[Saved entries]
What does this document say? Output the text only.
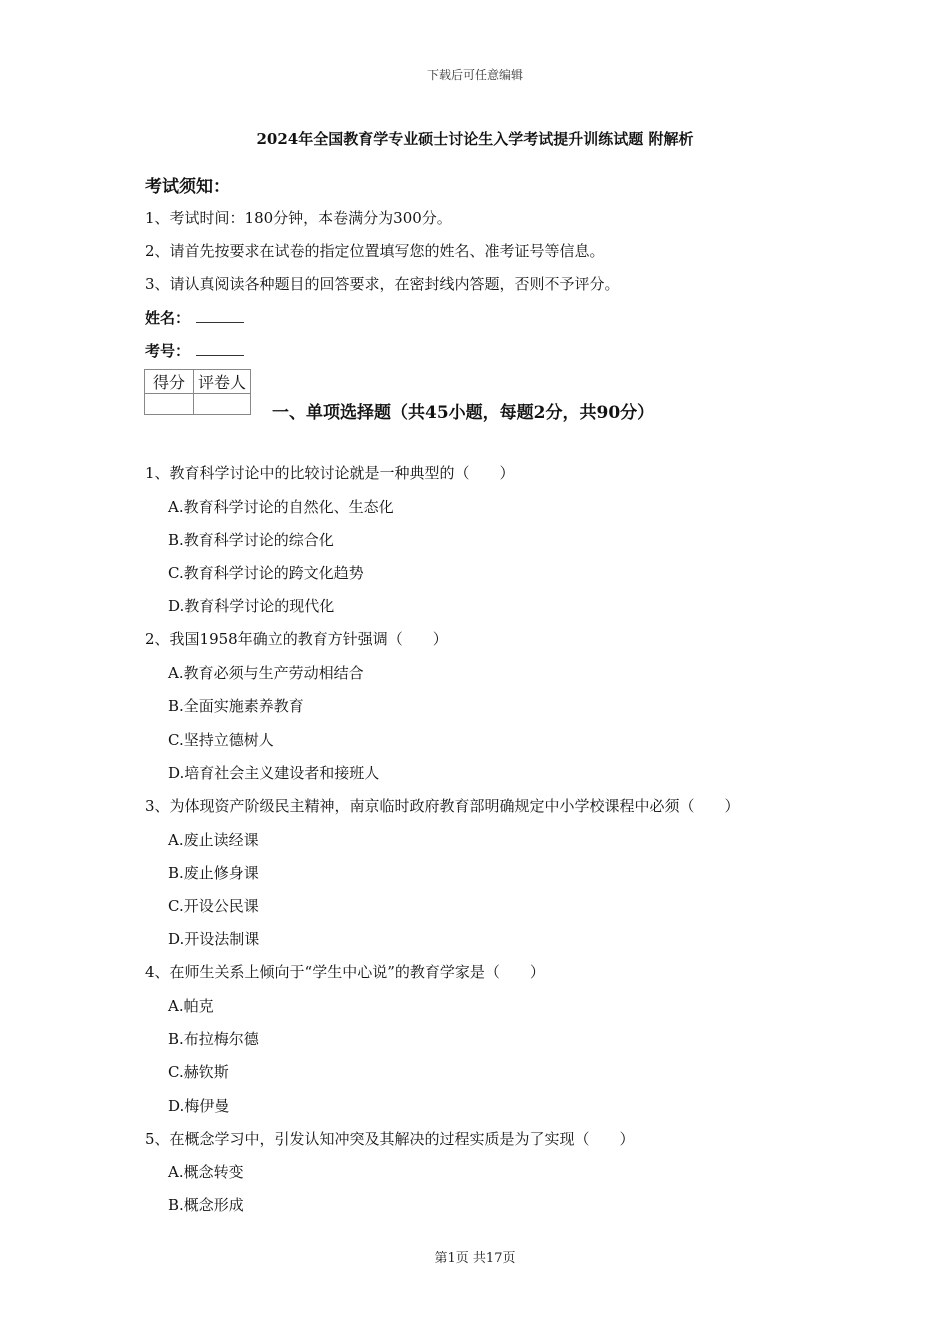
下载后可任意编辑
2024年全国教育学专业硕士讨论生入学考试提升训练试题 附解析
考试须知：
1、考试时间：180分钟，本卷满分为300分。
2、请首先按要求在试卷的指定位置填写您的姓名、准考证号等信息。
3、请认真阅读各种题目的回答要求，在密封线内答题，否则不予评分。
姓名：
考号：
得分	评卷人

一、单项选择题（共45小题，每题2分，共90分）
1、教育科学讨论中的比较讨论就是一种典型的（　　）
A.教育科学讨论的自然化、生态化
B.教育科学讨论的综合化
C.教育科学讨论的跨文化趋势
D.教育科学讨论的现代化
2、我国1958年确立的教育方针强调（　　）
A.教育必须与生产劳动相结合
B.全面实施素养教育
C.坚持立德树人
D.培育社会主义建设者和接班人
3、为体现资产阶级民主精神，南京临时政府教育部明确规定中小学校课程中必须（　　）
A.废止读经课
B.废止修身课
C.开设公民课
D.开设法制课
4、在师生关系上倾向于“学生中心说”的教育学家是（　　）
A.帕克
B.布拉梅尔德
C.赫钦斯
D.梅伊曼
5、在概念学习中，引发认知冲突及其解决的过程实质是为了实现（　　）
A.概念转变
B.概念形成
第1页 共17页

Exercise:
Repeat the material above in full and unchanged, minus its images.

The output:
What does this document say? Output the text only.
下载后可任意编辑
2024年全国教育学专业硕士讨论生入学考试提升训练试题 附解析
考试须知：
1、考试时间：180分钟，本卷满分为300分。
2、请首先按要求在试卷的指定位置填写您的姓名、准考证号等信息。
3、请认真阅读各种题目的回答要求，在密封线内答题，否则不予评分。
姓名：
考号：
得分	评卷人

一、单项选择题（共45小题，每题2分，共90分）
1、教育科学讨论中的比较讨论就是一种典型的（　　）
A.教育科学讨论的自然化、生态化
B.教育科学讨论的综合化
C.教育科学讨论的跨文化趋势
D.教育科学讨论的现代化
2、我国1958年确立的教育方针强调（　　）
A.教育必须与生产劳动相结合
B.全面实施素养教育
C.坚持立德树人
D.培育社会主义建设者和接班人
3、为体现资产阶级民主精神，南京临时政府教育部明确规定中小学校课程中必须（　　）
A.废止读经课
B.废止修身课
C.开设公民课
D.开设法制课
4、在师生关系上倾向于“学生中心说”的教育学家是（　　）
A.帕克
B.布拉梅尔德
C.赫钦斯
D.梅伊曼
5、在概念学习中，引发认知冲突及其解决的过程实质是为了实现（　　）
A.概念转变
B.概念形成
第1页 共17页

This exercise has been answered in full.